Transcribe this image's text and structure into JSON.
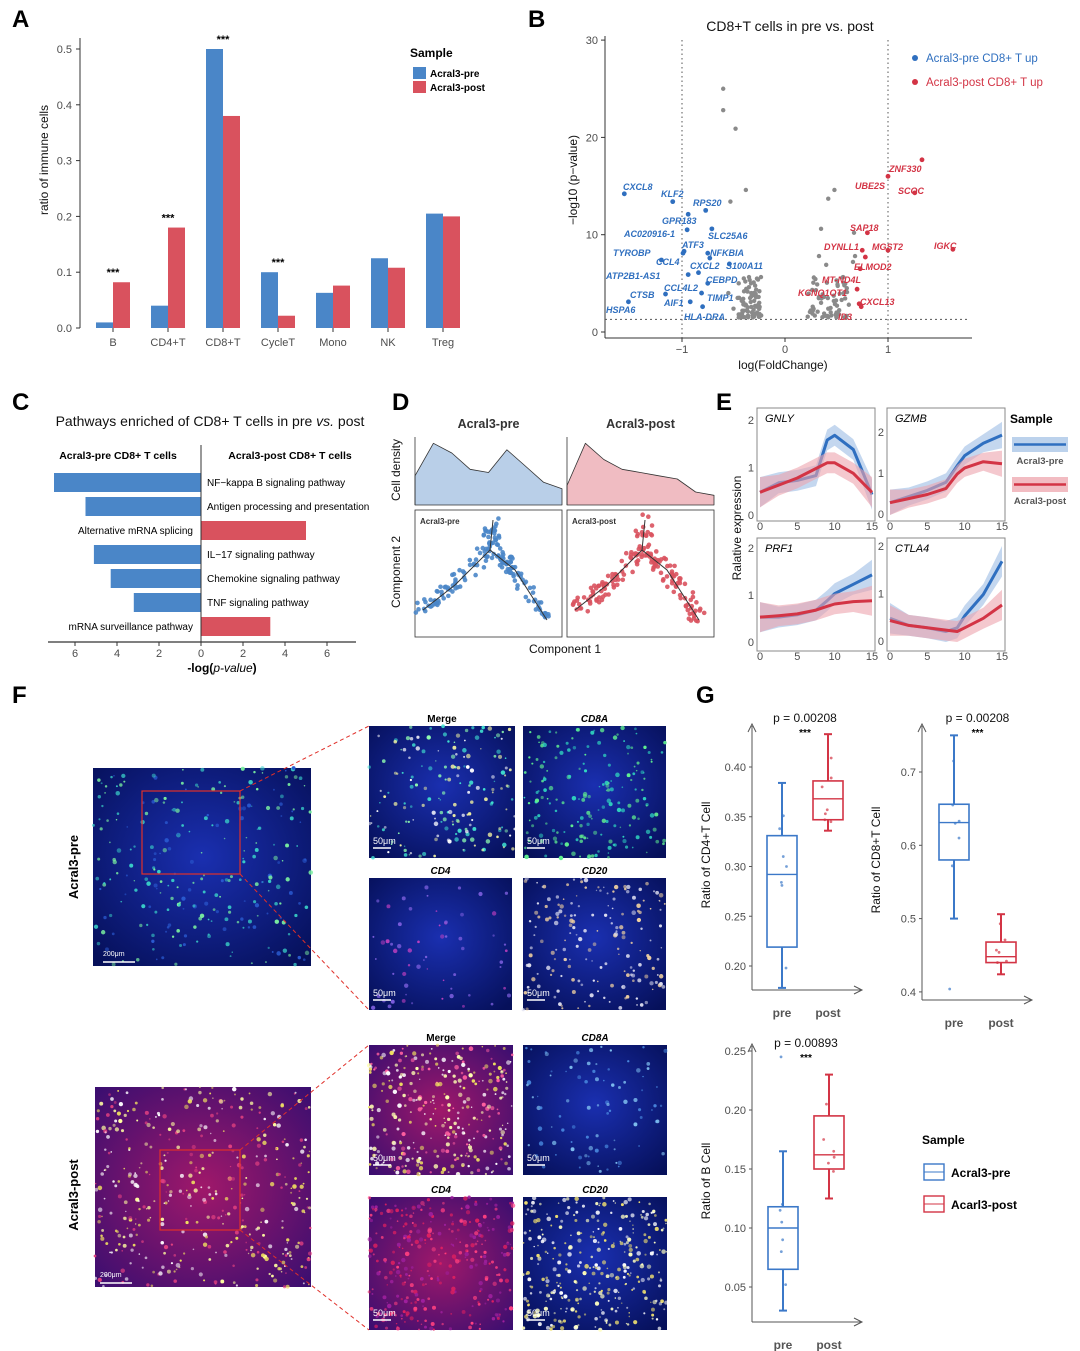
{
  "panel_labels": {
    "A": "A",
    "B": "B",
    "C": "C",
    "D": "D",
    "E": "E",
    "F": "F",
    "G": "G"
  },
  "colors": {
    "pre": "#4a86c8",
    "post": "#d9525e",
    "gray": "#8a8a8a",
    "pre_dark": "#2f6fbf",
    "post_dark": "#d33445"
  },
  "chart_data": [
    {
      "id": "A",
      "type": "bar",
      "ylabel": "ratio of immune cells",
      "categories": [
        "B",
        "CD4+T",
        "CD8+T",
        "CycleT",
        "Mono",
        "NK",
        "Treg"
      ],
      "series": [
        {
          "name": "Acral3-pre",
          "values": [
            0.01,
            0.04,
            0.5,
            0.1,
            0.063,
            0.125,
            0.205
          ]
        },
        {
          "name": "Acral3-post",
          "values": [
            0.082,
            0.18,
            0.38,
            0.022,
            0.076,
            0.108,
            0.2
          ]
        }
      ],
      "significance": [
        "***",
        "***",
        "***",
        "***",
        "",
        "",
        ""
      ],
      "ylim": [
        0,
        0.5
      ],
      "yticks": [
        0,
        0.1,
        0.2,
        0.3,
        0.4,
        0.5
      ],
      "ytick_labels": [
        "0.0",
        "0.1",
        "0.2",
        "0.3",
        "0.4",
        "0.5"
      ],
      "legend": {
        "title": "Sample",
        "placement": "top-right"
      }
    },
    {
      "id": "B",
      "type": "scatter",
      "title": "CD8+T cells in pre vs. post",
      "xlabel": "log(FoldChange)",
      "ylabel": "−log10 (p−value)",
      "xticks": [
        -1,
        0,
        1
      ],
      "xtick_labels": [
        "−1",
        "0",
        "1"
      ],
      "yticks": [
        0,
        10,
        20,
        30
      ],
      "ytick_labels": [
        "0",
        "10",
        "20",
        "30"
      ],
      "thresholds": {
        "logfc": [
          -1,
          1
        ],
        "neglog10p": 1.3
      },
      "legend": [
        {
          "label": "Acral3-pre CD8+ T up",
          "group": "pre"
        },
        {
          "label": "Acral3-post CD8+ T up",
          "group": "post"
        }
      ],
      "labeled_points": [
        {
          "gene": "CXCL8",
          "x": -1.56,
          "y": 14.2,
          "group": "pre"
        },
        {
          "gene": "KLF2",
          "x": -1.09,
          "y": 13.4,
          "group": "pre"
        },
        {
          "gene": "RPS20",
          "x": -0.77,
          "y": 12.5,
          "group": "pre"
        },
        {
          "gene": "GPR183",
          "x": -0.94,
          "y": 12.1,
          "group": "pre"
        },
        {
          "gene": "AC020916-1",
          "x": -0.95,
          "y": 10.5,
          "group": "pre"
        },
        {
          "gene": "SLC25A6",
          "x": -0.71,
          "y": 10.6,
          "group": "pre"
        },
        {
          "gene": "ATF3",
          "x": -0.98,
          "y": 8.3,
          "group": "pre"
        },
        {
          "gene": "TYROBP",
          "x": -0.99,
          "y": 8.1,
          "group": "pre"
        },
        {
          "gene": "NFKBIA",
          "x": -0.75,
          "y": 8.1,
          "group": "pre"
        },
        {
          "gene": "CCL4",
          "x": -1.2,
          "y": 7.4,
          "group": "pre"
        },
        {
          "gene": "CXCL2",
          "x": -0.73,
          "y": 7.6,
          "group": "pre"
        },
        {
          "gene": "S100A11",
          "x": -0.54,
          "y": 7.0,
          "group": "pre"
        },
        {
          "gene": "ATP2B1-AS1",
          "x": -0.94,
          "y": 5.9,
          "group": "pre"
        },
        {
          "gene": "CCL4L2",
          "x": -0.84,
          "y": 6.1,
          "group": "pre"
        },
        {
          "gene": "CEBPD",
          "x": -0.75,
          "y": 5.0,
          "group": "pre"
        },
        {
          "gene": "CTSB",
          "x": -1.16,
          "y": 3.9,
          "group": "pre"
        },
        {
          "gene": "TIMP1",
          "x": -0.81,
          "y": 4.0,
          "group": "pre"
        },
        {
          "gene": "AIF1",
          "x": -0.92,
          "y": 3.1,
          "group": "pre"
        },
        {
          "gene": "HSPA6",
          "x": -1.52,
          "y": 3.1,
          "group": "pre"
        },
        {
          "gene": "HLA-DRA",
          "x": -0.8,
          "y": 2.6,
          "group": "pre"
        },
        {
          "gene": "ZNF330",
          "x": 1.33,
          "y": 17.7,
          "group": "post"
        },
        {
          "gene": "UBE2S",
          "x": 1.0,
          "y": 16.0,
          "group": "post"
        },
        {
          "gene": "SCOC",
          "x": 1.26,
          "y": 14.3,
          "group": "post"
        },
        {
          "gene": "SAP18",
          "x": 0.8,
          "y": 10.2,
          "group": "post"
        },
        {
          "gene": "DYNLL1",
          "x": 0.75,
          "y": 8.4,
          "group": "post"
        },
        {
          "gene": "MGST2",
          "x": 1.0,
          "y": 8.4,
          "group": "post"
        },
        {
          "gene": "IGKC",
          "x": 1.63,
          "y": 8.5,
          "group": "post"
        },
        {
          "gene": "ELMOD2",
          "x": 0.78,
          "y": 7.7,
          "group": "post"
        },
        {
          "gene": "MT-ND4L",
          "x": 0.73,
          "y": 6.5,
          "group": "post"
        },
        {
          "gene": "KCNQ1OT1",
          "x": 0.7,
          "y": 4.4,
          "group": "post"
        },
        {
          "gene": "CXCL13",
          "x": 0.72,
          "y": 2.9,
          "group": "post"
        },
        {
          "gene": "ID3",
          "x": 0.74,
          "y": 2.6,
          "group": "post"
        }
      ],
      "gray_points": [
        [
          -0.6,
          25
        ],
        [
          -0.6,
          22.8
        ],
        [
          -0.48,
          20.9
        ],
        [
          -0.38,
          14.6
        ],
        [
          -0.53,
          13.4
        ],
        [
          0.48,
          14.6
        ],
        [
          0.42,
          13.7
        ],
        [
          0.35,
          10.6
        ],
        [
          0.67,
          10.2
        ],
        [
          0.33,
          7.8
        ],
        [
          0.4,
          6.9
        ],
        [
          0.68,
          7.8
        ],
        [
          0.66,
          7.2
        ],
        [
          -0.4,
          5.5
        ],
        [
          -0.35,
          4.6
        ],
        [
          -0.3,
          3.8
        ],
        [
          -0.42,
          3.2
        ],
        [
          -0.28,
          2.6
        ],
        [
          -0.36,
          2.1
        ],
        [
          -0.45,
          1.8
        ],
        [
          -0.3,
          1.6
        ],
        [
          -0.5,
          2.4
        ],
        [
          -0.25,
          3.0
        ],
        [
          -0.33,
          5.0
        ],
        [
          -0.55,
          4.0
        ],
        [
          -0.38,
          2.8
        ],
        [
          -0.27,
          2.0
        ],
        [
          -0.46,
          3.5
        ],
        [
          0.28,
          5.6
        ],
        [
          0.3,
          4.3
        ],
        [
          0.35,
          3.0
        ],
        [
          0.42,
          2.4
        ],
        [
          0.5,
          2.0
        ],
        [
          0.55,
          3.3
        ],
        [
          0.6,
          4.5
        ],
        [
          0.45,
          1.7
        ],
        [
          0.38,
          1.9
        ],
        [
          0.62,
          2.8
        ],
        [
          0.27,
          2.2
        ],
        [
          0.5,
          5.3
        ],
        [
          0.57,
          4.0
        ],
        [
          0.33,
          3.6
        ]
      ]
    },
    {
      "id": "C",
      "type": "bar",
      "title": "Pathways enriched of CD8+ T cells in pre vs. post",
      "title_parts": [
        "Pathways enriched of CD8+ T cells in pre ",
        "vs.",
        " post"
      ],
      "left_header": "Acral3-pre CD8+ T cells",
      "right_header": "Acral3-post CD8+ T cells",
      "xlabel_parts": [
        "-log(",
        "p-value",
        ")"
      ],
      "xticks": [
        6,
        4,
        2,
        0,
        2,
        4,
        6
      ],
      "pathways": [
        {
          "name": "NF−kappa B signaling pathway",
          "group": "pre",
          "value": 7.0
        },
        {
          "name": "Antigen processing and presentation",
          "group": "pre",
          "value": 5.5
        },
        {
          "name": "Alternative mRNA splicing",
          "group": "post",
          "value": 5.0
        },
        {
          "name": "IL−17 signaling pathway",
          "group": "pre",
          "value": 5.1
        },
        {
          "name": "Chemokine signaling pathway",
          "group": "pre",
          "value": 4.3
        },
        {
          "name": "TNF signaling pathway",
          "group": "pre",
          "value": 3.2
        },
        {
          "name": "mRNA surveillance pathway",
          "group": "post",
          "value": 3.3
        }
      ]
    },
    {
      "id": "D",
      "type": "area",
      "panels": [
        "Acral3-pre",
        "Acral3-post"
      ],
      "ylabel_top": "Cell density",
      "ylabel_bottom": "Component 2",
      "xlabel": "Component 1",
      "density": {
        "Acral3-pre": [
          0.45,
          0.95,
          0.8,
          0.55,
          0.5,
          0.85,
          0.6,
          0.35,
          0.25
        ],
        "Acral3-post": [
          0.3,
          0.95,
          0.7,
          0.55,
          0.5,
          0.45,
          0.4,
          0.2,
          0.15
        ]
      }
    },
    {
      "id": "E",
      "type": "line",
      "ylabel": "Ralative expression",
      "x": [
        0,
        2.5,
        5,
        7.5,
        9,
        10,
        12.5,
        15
      ],
      "xticks": [
        0,
        5,
        10,
        15
      ],
      "yticks": [
        0,
        1,
        2
      ],
      "legend": {
        "title": "Sample",
        "items": [
          "Acral3-pre",
          "Acral3-post"
        ]
      },
      "genes": [
        {
          "name": "GNLY",
          "pre": [
            0.5,
            0.7,
            0.75,
            0.85,
            1.6,
            1.7,
            1.4,
            0.45
          ],
          "post": [
            0.5,
            0.65,
            0.8,
            1.0,
            1.12,
            1.12,
            0.9,
            0.5
          ]
        },
        {
          "name": "GZMB",
          "pre": [
            0.3,
            0.45,
            0.6,
            0.8,
            1.2,
            1.45,
            1.75,
            1.95
          ],
          "post": [
            0.3,
            0.4,
            0.5,
            0.65,
            1.0,
            1.15,
            1.3,
            1.25
          ]
        },
        {
          "name": "PRF1",
          "pre": [
            0.55,
            0.55,
            0.6,
            0.7,
            0.9,
            1.05,
            1.25,
            1.45
          ],
          "post": [
            0.55,
            0.58,
            0.62,
            0.7,
            0.78,
            0.83,
            0.88,
            0.9
          ]
        },
        {
          "name": "CTLA4",
          "pre": [
            0.5,
            0.35,
            0.3,
            0.22,
            0.3,
            0.55,
            1.0,
            1.7
          ],
          "post": [
            0.45,
            0.35,
            0.3,
            0.25,
            0.22,
            0.3,
            0.5,
            0.78
          ]
        }
      ]
    },
    {
      "id": "G",
      "type": "box",
      "x_labels": [
        "pre",
        "post"
      ],
      "legend": {
        "title": "Sample",
        "items": [
          "Acral3-pre",
          "Acarl3-post"
        ]
      },
      "plots": [
        {
          "ylabel": "Ratio of CD4+T Cell",
          "p": "p = 0.00208",
          "sig": "***",
          "yticks": [
            0.2,
            0.25,
            0.3,
            0.35,
            0.4
          ],
          "ytick_labels": [
            "0.20",
            "0.25",
            "0.30",
            "0.35",
            "0.40"
          ],
          "pre": {
            "min": 0.178,
            "q1": 0.219,
            "median": 0.292,
            "q3": 0.331,
            "max": 0.384,
            "points": [
              0.198,
              0.281,
              0.284,
              0.3,
              0.31,
              0.338,
              0.351
            ]
          },
          "post": {
            "min": 0.336,
            "q1": 0.347,
            "median": 0.368,
            "q3": 0.386,
            "max": 0.433,
            "points": [
              0.345,
              0.347,
              0.353,
              0.357,
              0.38,
              0.389,
              0.409
            ]
          }
        },
        {
          "ylabel": "Ratio of CD8+T Cell",
          "p": "p = 0.00208",
          "sig": "***",
          "yticks": [
            0.4,
            0.5,
            0.6,
            0.7
          ],
          "ytick_labels": [
            "0.4",
            "0.5",
            "0.6",
            "0.7"
          ],
          "pre": {
            "min": 0.5,
            "q1": 0.58,
            "median": 0.631,
            "q3": 0.656,
            "max": 0.75,
            "points": [
              0.404,
              0.572,
              0.61,
              0.63,
              0.633,
              0.655,
              0.715
            ]
          },
          "post": {
            "min": 0.424,
            "q1": 0.44,
            "median": 0.448,
            "q3": 0.468,
            "max": 0.506,
            "points": [
              0.44,
              0.442,
              0.454,
              0.457,
              0.471,
              0.493
            ]
          }
        },
        {
          "ylabel": "Ratio of B Cell",
          "p": "p = 0.00893",
          "sig": "***",
          "yticks": [
            0.05,
            0.1,
            0.15,
            0.2,
            0.25
          ],
          "ytick_labels": [
            "0.05",
            "0.10",
            "0.15",
            "0.20",
            "0.25"
          ],
          "pre": {
            "min": 0.03,
            "q1": 0.065,
            "median": 0.1,
            "q3": 0.118,
            "max": 0.165,
            "points": [
              0.052,
              0.08,
              0.09,
              0.105,
              0.115,
              0.12,
              0.245
            ]
          },
          "post": {
            "min": 0.125,
            "q1": 0.15,
            "median": 0.162,
            "q3": 0.195,
            "max": 0.23,
            "points": [
              0.148,
              0.155,
              0.16,
              0.165,
              0.175,
              0.205
            ]
          }
        }
      ]
    }
  ],
  "panel_f": {
    "rows": [
      "Acral3-pre",
      "Acral3-post"
    ],
    "channels": [
      "Merge",
      "CD8A",
      "CD4",
      "CD20"
    ],
    "scale_small": "50μm",
    "scale_large": "200μm"
  }
}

━━━

→ WHAT THE TASK ASKS
Within the entries, find all lines that contain "median" and copy each one.

→ SOLUTION TO THE PROBLEM
            "median": 0.292,
            "median": 0.368,
            "median": 0.631,
            "median": 0.448,
            "median": 0.1,
            "median": 0.162,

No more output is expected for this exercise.